Source records >>
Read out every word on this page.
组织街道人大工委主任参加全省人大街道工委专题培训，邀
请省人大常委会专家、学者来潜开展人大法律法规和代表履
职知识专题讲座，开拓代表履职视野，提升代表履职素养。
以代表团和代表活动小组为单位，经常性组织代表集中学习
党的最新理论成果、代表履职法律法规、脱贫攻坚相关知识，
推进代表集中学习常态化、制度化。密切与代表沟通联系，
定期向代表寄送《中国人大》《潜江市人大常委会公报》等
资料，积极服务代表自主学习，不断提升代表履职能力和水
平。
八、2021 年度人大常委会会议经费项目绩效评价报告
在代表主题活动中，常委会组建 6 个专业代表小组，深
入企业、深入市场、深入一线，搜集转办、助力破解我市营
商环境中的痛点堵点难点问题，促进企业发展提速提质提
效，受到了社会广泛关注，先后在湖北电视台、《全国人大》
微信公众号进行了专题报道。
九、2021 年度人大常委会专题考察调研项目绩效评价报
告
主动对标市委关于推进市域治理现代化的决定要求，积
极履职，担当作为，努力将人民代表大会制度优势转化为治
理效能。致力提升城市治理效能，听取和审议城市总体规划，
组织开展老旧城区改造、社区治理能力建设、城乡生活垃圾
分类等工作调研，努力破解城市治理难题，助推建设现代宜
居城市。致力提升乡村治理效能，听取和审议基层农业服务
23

WHAT YOU ARE ASKED TO DO >> Repeat the preceding lines exactly, please, every one of them.

SOLUTION TO THIS PROBLEM >>
Read out every word on this page.
组织街道人大工委主任参加全省人大街道工委专题培训，邀
请省人大常委会专家、学者来潜开展人大法律法规和代表履
职知识专题讲座，开拓代表履职视野，提升代表履职素养。
以代表团和代表活动小组为单位，经常性组织代表集中学习
党的最新理论成果、代表履职法律法规、脱贫攻坚相关知识，
推进代表集中学习常态化、制度化。密切与代表沟通联系，
定期向代表寄送《中国人大》《潜江市人大常委会公报》等
资料，积极服务代表自主学习，不断提升代表履职能力和水
平。
八、2021 年度人大常委会会议经费项目绩效评价报告
在代表主题活动中，常委会组建 6 个专业代表小组，深
入企业、深入市场、深入一线，搜集转办、助力破解我市营
商环境中的痛点堵点难点问题，促进企业发展提速提质提
效，受到了社会广泛关注，先后在湖北电视台、《全国人大》
微信公众号进行了专题报道。
九、2021 年度人大常委会专题考察调研项目绩效评价报
告
主动对标市委关于推进市域治理现代化的决定要求，积
极履职，担当作为，努力将人民代表大会制度优势转化为治
理效能。致力提升城市治理效能，听取和审议城市总体规划，
组织开展老旧城区改造、社区治理能力建设、城乡生活垃圾
分类等工作调研，努力破解城市治理难题，助推建设现代宜
居城市。致力提升乡村治理效能，听取和审议基层农业服务
23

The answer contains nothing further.